**Written task:** Go through the entries below and write each one out exactly.

Rows from a figure dataset:
○ ○ ○ ○
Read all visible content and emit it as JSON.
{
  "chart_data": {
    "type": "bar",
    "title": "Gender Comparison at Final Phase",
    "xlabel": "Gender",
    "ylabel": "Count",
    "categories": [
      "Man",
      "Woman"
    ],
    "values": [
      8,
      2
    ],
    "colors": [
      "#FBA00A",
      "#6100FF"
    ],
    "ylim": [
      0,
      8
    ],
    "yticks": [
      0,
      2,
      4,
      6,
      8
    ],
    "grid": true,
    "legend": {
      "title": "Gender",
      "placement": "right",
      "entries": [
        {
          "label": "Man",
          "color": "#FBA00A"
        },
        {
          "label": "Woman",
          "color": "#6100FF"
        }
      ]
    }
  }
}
○ ○ ○ ○
**Answer to the task:**
Read all visible content and emit it as JSON.
{
  "chart_data": {
    "type": "bar",
    "title": "Gender Comparison at Final Phase",
    "xlabel": "Gender",
    "ylabel": "Count",
    "categories": [
      "Man",
      "Woman"
    ],
    "values": [
      8,
      2
    ],
    "colors": [
      "#FBA00A",
      "#6100FF"
    ],
    "ylim": [
      0,
      8
    ],
    "yticks": [
      0,
      2,
      4,
      6,
      8
    ],
    "grid": true,
    "legend": {
      "title": "Gender",
      "placement": "right",
      "entries": [
        {
          "label": "Man",
          "color": "#FBA00A"
        },
        {
          "label": "Woman",
          "color": "#6100FF"
        }
      ]
    }
  }
}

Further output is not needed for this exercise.